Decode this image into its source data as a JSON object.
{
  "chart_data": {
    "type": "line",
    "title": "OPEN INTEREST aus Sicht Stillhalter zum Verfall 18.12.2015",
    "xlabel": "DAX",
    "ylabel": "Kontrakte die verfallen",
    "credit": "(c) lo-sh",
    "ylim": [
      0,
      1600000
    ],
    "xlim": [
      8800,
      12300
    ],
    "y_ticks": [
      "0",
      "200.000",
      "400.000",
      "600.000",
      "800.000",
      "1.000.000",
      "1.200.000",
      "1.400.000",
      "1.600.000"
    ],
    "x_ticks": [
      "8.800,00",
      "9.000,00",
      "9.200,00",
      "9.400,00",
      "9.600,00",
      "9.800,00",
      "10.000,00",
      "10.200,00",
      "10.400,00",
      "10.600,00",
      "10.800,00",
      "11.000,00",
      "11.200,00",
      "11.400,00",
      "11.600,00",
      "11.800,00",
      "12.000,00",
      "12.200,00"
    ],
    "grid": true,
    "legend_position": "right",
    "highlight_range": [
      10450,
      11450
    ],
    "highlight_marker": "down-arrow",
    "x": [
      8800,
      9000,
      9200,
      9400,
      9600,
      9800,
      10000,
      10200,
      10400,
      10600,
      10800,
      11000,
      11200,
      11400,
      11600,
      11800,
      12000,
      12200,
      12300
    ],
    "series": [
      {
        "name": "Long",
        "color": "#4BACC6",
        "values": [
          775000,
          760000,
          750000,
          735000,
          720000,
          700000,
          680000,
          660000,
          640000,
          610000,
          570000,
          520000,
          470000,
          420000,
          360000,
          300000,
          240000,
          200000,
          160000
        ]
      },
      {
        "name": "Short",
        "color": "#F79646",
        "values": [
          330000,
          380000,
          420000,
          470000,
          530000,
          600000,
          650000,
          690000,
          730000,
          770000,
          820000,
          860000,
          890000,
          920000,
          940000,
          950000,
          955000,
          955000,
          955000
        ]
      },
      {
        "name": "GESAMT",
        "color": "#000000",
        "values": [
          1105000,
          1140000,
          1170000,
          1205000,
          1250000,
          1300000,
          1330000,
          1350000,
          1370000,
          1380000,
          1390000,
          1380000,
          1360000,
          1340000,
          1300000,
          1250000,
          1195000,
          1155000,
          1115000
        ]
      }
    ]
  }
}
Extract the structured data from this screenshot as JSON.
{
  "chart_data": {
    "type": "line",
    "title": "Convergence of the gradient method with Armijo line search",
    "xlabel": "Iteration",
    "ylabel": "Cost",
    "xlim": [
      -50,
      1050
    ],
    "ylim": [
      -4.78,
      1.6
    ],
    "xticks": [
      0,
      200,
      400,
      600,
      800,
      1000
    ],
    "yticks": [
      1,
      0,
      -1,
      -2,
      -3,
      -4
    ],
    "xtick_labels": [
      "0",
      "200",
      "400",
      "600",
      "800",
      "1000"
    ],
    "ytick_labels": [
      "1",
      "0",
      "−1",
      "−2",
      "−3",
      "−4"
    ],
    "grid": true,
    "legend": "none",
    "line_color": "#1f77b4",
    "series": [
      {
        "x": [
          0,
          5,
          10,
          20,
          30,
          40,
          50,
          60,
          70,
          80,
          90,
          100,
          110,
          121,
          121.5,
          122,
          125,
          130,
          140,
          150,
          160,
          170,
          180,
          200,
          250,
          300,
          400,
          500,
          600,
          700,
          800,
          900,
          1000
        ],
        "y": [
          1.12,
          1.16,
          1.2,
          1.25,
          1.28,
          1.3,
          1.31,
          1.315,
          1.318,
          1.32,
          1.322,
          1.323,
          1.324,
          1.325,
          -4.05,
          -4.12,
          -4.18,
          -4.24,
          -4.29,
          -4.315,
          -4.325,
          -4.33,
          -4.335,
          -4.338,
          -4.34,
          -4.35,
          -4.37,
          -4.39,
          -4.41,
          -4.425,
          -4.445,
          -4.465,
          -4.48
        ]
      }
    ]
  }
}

──────────

Copy out all of the data exactly, leaving nothing out.

## The response
Decode this image into its source data as a JSON object.
{
  "chart_data": {
    "type": "line",
    "title": "OPEN INTEREST aus Sicht Stillhalter zum Verfall 18.12.2015",
    "xlabel": "DAX",
    "ylabel": "Kontrakte die verfallen",
    "credit": "(c) lo-sh",
    "ylim": [
      0,
      1600000
    ],
    "xlim": [
      8800,
      12300
    ],
    "y_ticks": [
      "0",
      "200.000",
      "400.000",
      "600.000",
      "800.000",
      "1.000.000",
      "1.200.000",
      "1.400.000",
      "1.600.000"
    ],
    "x_ticks": [
      "8.800,00",
      "9.000,00",
      "9.200,00",
      "9.400,00",
      "9.600,00",
      "9.800,00",
      "10.000,00",
      "10.200,00",
      "10.400,00",
      "10.600,00",
      "10.800,00",
      "11.000,00",
      "11.200,00",
      "11.400,00",
      "11.600,00",
      "11.800,00",
      "12.000,00",
      "12.200,00"
    ],
    "grid": true,
    "legend_position": "right",
    "highlight_range": [
      10450,
      11450
    ],
    "highlight_marker": "down-arrow",
    "x": [
      8800,
      9000,
      9200,
      9400,
      9600,
      9800,
      10000,
      10200,
      10400,
      10600,
      10800,
      11000,
      11200,
      11400,
      11600,
      11800,
      12000,
      12200,
      12300
    ],
    "series": [
      {
        "name": "Long",
        "color": "#4BACC6",
        "values": [
          775000,
          760000,
          750000,
          735000,
          720000,
          700000,
          680000,
          660000,
          640000,
          610000,
          570000,
          520000,
          470000,
          420000,
          360000,
          300000,
          240000,
          200000,
          160000
        ]
      },
      {
        "name": "Short",
        "color": "#F79646",
        "values": [
          330000,
          380000,
          420000,
          470000,
          530000,
          600000,
          650000,
          690000,
          730000,
          770000,
          820000,
          860000,
          890000,
          920000,
          940000,
          950000,
          955000,
          955000,
          955000
        ]
      },
      {
        "name": "GESAMT",
        "color": "#000000",
        "values": [
          1105000,
          1140000,
          1170000,
          1205000,
          1250000,
          1300000,
          1330000,
          1350000,
          1370000,
          1380000,
          1390000,
          1380000,
          1360000,
          1340000,
          1300000,
          1250000,
          1195000,
          1155000,
          1115000
        ]
      }
    ]
  }
}
Extract the structured data from this screenshot as JSON.
{
  "chart_data": {
    "type": "line",
    "title": "Convergence of the gradient method with Armijo line search",
    "xlabel": "Iteration",
    "ylabel": "Cost",
    "xlim": [
      -50,
      1050
    ],
    "ylim": [
      -4.78,
      1.6
    ],
    "xticks": [
      0,
      200,
      400,
      600,
      800,
      1000
    ],
    "yticks": [
      1,
      0,
      -1,
      -2,
      -3,
      -4
    ],
    "xtick_labels": [
      "0",
      "200",
      "400",
      "600",
      "800",
      "1000"
    ],
    "ytick_labels": [
      "1",
      "0",
      "−1",
      "−2",
      "−3",
      "−4"
    ],
    "grid": true,
    "legend": "none",
    "line_color": "#1f77b4",
    "series": [
      {
        "x": [
          0,
          5,
          10,
          20,
          30,
          40,
          50,
          60,
          70,
          80,
          90,
          100,
          110,
          121,
          121.5,
          122,
          125,
          130,
          140,
          150,
          160,
          170,
          180,
          200,
          250,
          300,
          400,
          500,
          600,
          700,
          800,
          900,
          1000
        ],
        "y": [
          1.12,
          1.16,
          1.2,
          1.25,
          1.28,
          1.3,
          1.31,
          1.315,
          1.318,
          1.32,
          1.322,
          1.323,
          1.324,
          1.325,
          -4.05,
          -4.12,
          -4.18,
          -4.24,
          -4.29,
          -4.315,
          -4.325,
          -4.33,
          -4.335,
          -4.338,
          -4.34,
          -4.35,
          -4.37,
          -4.39,
          -4.41,
          -4.425,
          -4.445,
          -4.465,
          -4.48
        ]
      }
    ]
  }
}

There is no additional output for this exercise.